(Stored data)
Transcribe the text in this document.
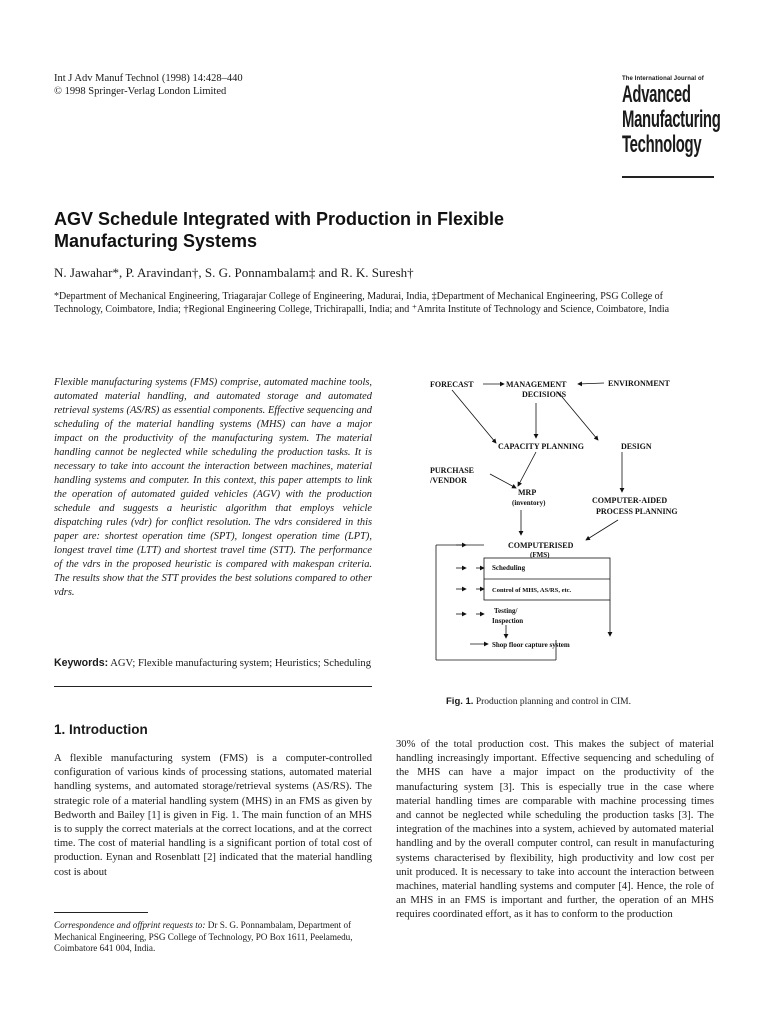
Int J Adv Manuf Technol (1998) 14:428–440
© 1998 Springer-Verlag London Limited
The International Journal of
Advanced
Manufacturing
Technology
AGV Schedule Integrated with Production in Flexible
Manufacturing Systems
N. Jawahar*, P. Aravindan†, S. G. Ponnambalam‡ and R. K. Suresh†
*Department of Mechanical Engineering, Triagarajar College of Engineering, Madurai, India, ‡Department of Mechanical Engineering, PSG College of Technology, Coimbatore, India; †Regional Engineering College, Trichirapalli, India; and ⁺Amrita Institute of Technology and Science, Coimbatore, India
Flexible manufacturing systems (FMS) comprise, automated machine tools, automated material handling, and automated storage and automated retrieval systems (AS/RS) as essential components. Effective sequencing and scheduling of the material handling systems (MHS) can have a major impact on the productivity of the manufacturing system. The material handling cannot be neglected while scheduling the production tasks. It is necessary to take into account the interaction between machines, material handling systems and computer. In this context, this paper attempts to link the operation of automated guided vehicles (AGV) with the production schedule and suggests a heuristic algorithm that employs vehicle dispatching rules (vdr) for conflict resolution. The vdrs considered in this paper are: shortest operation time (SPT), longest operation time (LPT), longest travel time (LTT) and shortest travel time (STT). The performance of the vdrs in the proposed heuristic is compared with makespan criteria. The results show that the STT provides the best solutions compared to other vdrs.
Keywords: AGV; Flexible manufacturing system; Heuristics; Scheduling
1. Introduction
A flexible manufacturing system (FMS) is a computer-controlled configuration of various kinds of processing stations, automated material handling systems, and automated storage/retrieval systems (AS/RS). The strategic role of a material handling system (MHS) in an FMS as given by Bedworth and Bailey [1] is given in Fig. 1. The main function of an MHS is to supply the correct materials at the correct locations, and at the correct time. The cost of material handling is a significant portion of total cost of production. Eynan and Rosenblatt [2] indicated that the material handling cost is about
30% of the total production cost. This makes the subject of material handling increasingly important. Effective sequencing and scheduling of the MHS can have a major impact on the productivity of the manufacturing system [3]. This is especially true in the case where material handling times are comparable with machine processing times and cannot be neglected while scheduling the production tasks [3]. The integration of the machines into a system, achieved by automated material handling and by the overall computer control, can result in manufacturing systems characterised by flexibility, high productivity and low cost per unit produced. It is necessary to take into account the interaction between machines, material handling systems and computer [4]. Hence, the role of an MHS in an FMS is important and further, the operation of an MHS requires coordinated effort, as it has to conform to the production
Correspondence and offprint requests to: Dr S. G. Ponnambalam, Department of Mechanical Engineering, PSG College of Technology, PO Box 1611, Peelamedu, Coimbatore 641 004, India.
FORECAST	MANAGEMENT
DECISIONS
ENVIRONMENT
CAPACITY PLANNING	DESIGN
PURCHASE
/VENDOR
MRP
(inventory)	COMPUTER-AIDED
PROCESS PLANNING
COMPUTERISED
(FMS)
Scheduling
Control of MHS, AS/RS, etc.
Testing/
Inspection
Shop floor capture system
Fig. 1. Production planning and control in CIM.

▸ **DIRECTIONS**
Which lines above hold the word "Ponnambalam"? Copy each of them.

▸ **RESPONSE FOR THIS EXERCISE**
N. Jawahar*, P. Aravindan†, S. G. Ponnambalam‡ and R. K. Suresh†
Correspondence and offprint requests to: Dr S. G. Ponnambalam, Department of Mechanical Engineering, PSG College of Technology, PO Box 1611, Peelamedu, Coimbatore 641 004, India.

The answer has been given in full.